BRIEF>
Sort through the data and copy the lines holding the word "rosa".

-.-.-

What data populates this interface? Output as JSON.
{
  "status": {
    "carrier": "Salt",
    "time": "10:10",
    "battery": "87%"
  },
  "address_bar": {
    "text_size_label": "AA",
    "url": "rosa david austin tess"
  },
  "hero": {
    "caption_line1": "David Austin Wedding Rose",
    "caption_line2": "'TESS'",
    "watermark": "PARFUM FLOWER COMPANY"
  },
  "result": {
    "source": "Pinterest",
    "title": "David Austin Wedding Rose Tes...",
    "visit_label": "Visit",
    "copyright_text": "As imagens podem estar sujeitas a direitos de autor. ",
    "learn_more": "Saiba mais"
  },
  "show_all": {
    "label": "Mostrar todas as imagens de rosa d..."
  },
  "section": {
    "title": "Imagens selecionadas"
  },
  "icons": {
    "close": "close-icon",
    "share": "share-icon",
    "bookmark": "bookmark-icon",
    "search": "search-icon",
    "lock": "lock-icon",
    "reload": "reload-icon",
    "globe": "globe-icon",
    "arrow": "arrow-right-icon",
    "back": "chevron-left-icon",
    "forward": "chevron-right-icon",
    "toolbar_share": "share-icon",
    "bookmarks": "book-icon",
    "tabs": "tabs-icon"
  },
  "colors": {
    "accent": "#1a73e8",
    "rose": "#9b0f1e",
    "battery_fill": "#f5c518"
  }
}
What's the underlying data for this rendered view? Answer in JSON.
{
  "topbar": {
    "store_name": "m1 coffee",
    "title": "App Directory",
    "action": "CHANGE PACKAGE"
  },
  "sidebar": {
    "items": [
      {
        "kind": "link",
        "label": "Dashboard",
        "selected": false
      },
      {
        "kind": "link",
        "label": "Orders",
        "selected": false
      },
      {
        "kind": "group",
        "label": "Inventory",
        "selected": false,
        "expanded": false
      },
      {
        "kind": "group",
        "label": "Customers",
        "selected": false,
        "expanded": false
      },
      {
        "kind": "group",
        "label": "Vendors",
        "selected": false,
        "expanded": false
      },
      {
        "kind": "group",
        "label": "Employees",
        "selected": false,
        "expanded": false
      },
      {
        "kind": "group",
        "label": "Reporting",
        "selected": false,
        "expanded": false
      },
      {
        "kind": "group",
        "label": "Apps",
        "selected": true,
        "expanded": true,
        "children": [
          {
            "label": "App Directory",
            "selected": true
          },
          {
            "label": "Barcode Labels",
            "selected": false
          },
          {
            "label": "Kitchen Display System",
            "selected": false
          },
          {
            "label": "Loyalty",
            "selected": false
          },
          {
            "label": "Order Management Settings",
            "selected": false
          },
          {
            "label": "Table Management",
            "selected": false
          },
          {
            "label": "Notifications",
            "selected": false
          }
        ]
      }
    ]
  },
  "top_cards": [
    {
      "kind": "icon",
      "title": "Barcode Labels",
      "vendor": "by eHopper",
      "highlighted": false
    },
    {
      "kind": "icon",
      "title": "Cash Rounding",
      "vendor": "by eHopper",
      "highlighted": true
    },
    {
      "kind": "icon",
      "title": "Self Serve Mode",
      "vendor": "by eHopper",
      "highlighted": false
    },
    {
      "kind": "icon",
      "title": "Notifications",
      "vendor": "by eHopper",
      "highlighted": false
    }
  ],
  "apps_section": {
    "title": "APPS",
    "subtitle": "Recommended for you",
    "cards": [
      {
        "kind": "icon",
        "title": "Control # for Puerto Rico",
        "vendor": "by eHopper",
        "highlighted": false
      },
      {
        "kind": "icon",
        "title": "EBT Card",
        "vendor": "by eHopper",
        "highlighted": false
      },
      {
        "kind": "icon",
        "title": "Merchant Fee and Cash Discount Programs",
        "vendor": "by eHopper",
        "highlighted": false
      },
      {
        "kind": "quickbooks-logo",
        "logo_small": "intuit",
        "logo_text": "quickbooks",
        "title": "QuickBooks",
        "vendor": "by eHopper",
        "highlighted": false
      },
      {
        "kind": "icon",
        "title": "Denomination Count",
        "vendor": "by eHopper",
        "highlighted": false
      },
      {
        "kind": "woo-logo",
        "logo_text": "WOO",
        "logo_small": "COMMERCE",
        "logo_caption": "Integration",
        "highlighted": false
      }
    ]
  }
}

-.-.-

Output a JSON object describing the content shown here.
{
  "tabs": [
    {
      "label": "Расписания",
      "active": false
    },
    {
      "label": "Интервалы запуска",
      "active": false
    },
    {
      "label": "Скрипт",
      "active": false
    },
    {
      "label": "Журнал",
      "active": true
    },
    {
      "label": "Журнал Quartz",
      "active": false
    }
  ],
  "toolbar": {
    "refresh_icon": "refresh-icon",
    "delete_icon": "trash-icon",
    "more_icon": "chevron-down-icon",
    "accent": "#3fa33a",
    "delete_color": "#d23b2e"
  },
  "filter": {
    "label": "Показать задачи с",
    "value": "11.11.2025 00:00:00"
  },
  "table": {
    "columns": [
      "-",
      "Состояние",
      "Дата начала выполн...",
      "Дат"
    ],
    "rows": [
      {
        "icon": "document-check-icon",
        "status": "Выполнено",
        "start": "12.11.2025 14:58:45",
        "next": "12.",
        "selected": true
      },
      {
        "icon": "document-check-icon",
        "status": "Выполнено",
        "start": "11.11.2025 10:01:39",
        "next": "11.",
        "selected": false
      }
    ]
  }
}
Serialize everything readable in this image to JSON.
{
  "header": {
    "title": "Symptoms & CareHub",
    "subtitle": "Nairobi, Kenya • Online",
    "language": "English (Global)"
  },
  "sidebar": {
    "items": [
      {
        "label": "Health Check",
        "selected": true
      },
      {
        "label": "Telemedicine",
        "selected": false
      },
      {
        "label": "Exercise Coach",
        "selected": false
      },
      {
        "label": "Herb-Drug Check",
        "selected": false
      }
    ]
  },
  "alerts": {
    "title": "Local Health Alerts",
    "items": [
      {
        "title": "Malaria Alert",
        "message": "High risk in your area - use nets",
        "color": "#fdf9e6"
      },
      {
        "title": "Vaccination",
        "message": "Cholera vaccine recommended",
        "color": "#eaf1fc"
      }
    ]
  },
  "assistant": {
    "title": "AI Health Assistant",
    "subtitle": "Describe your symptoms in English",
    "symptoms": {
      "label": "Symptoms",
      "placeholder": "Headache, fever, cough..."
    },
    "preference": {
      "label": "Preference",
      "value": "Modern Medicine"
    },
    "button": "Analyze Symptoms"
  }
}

-.-.-

CORRECT ANSWER>
    "url": "rosa david austin tess"
    "label": "Mostrar todas as imagens de rosa d..."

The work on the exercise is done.